What is expected
In the data below, find the line with "Transcribe the text in this document." and output it along with every later line, exactly, but not the pictures.

Supplied material

:::::

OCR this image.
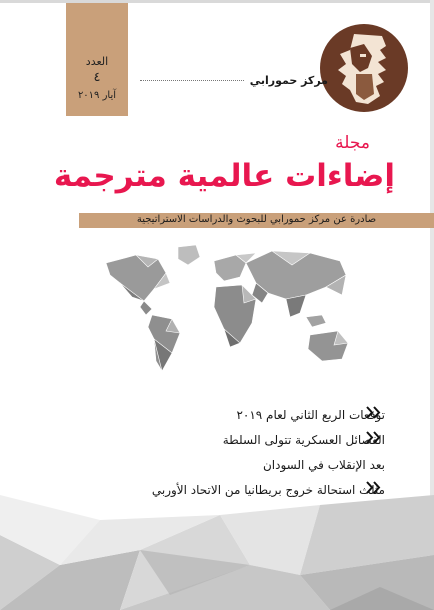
العدد
٤
آيار ٢٠١٩
مركز حمورابي
مجلة
إضاءات عالمية مترجمة
صادرة عن مركز حمورابي للبحوث والدراسات الاستراتيجية
توقعات الربع الثاني لعام ٢٠١٩
الفصائل العسكرية تتولى السلطة
بعد الإنقلاب في السودان
مثلث استحالة خروج بريطانيا من الاتحاد الأوربي
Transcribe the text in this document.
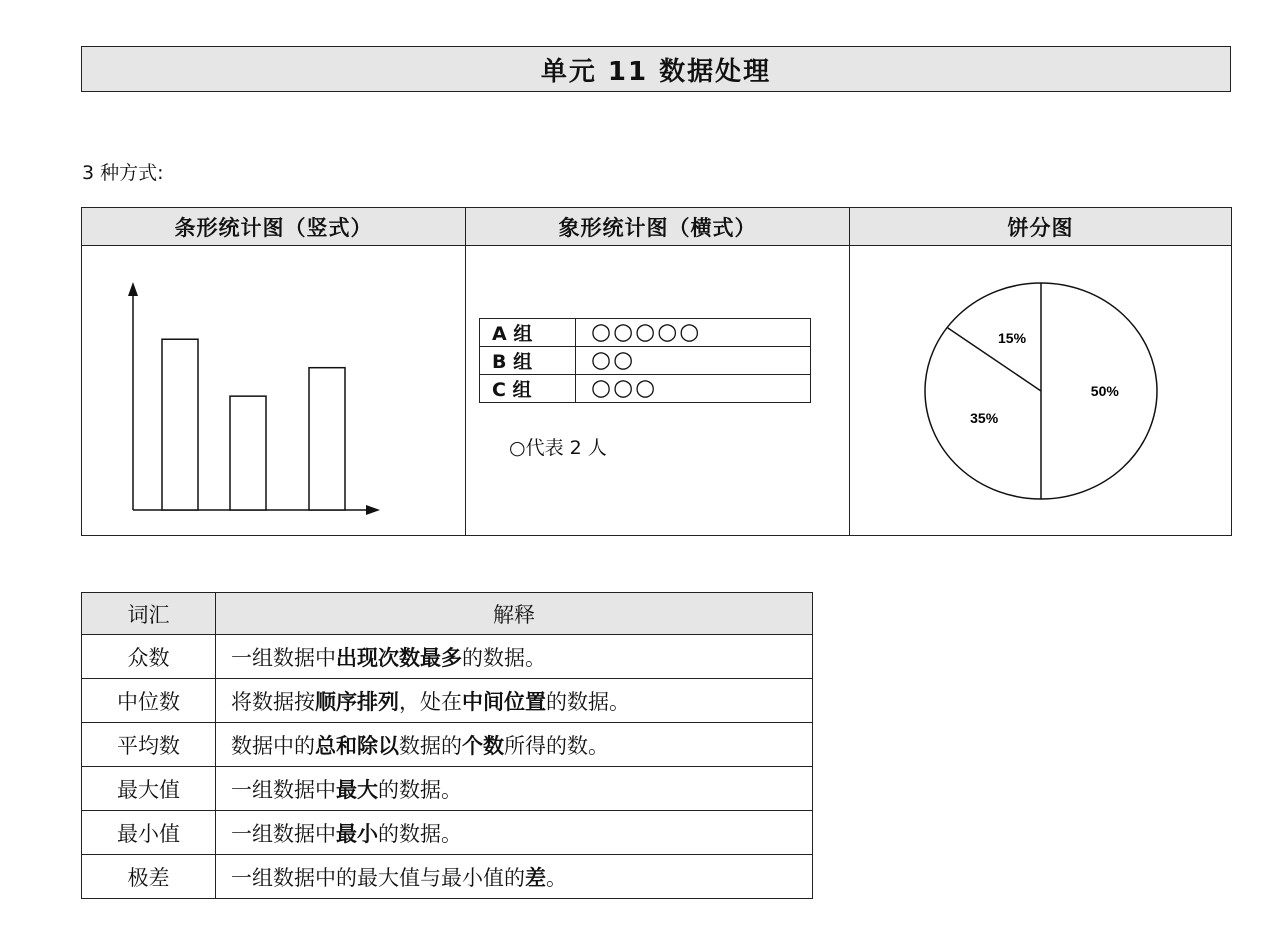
单元 11 数据处理
3 种方式:
条形统计图（竖式）	象形统计图（横式）	饼分图

A 组	○○○○○
B 组	○○
C 组	○○○
○代表 2 人

50%
35%
15%
词汇	解释
众数	一组数据中出现次数最多的数据。
中位数	将数据按顺序排列，处在中间位置的数据。
平均数	数据中的总和除以数据的个数所得的数。
最大值	一组数据中最大的数据。
最小值	一组数据中最小的数据。
极差	一组数据中的最大值与最小值的差。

:::::

Right answer
Transcribe the text in this document.
单元 11 数据处理
3 种方式:
条形统计图（竖式）	象形统计图（横式）	饼分图

A 组	○○○○○
B 组	○○
C 组	○○○
○代表 2 人

50%
35%
15%
词汇	解释
众数	一组数据中出现次数最多的数据。
中位数	将数据按顺序排列，处在中间位置的数据。
平均数	数据中的总和除以数据的个数所得的数。
最大值	一组数据中最大的数据。
最小值	一组数据中最小的数据。
极差	一组数据中的最大值与最小值的差。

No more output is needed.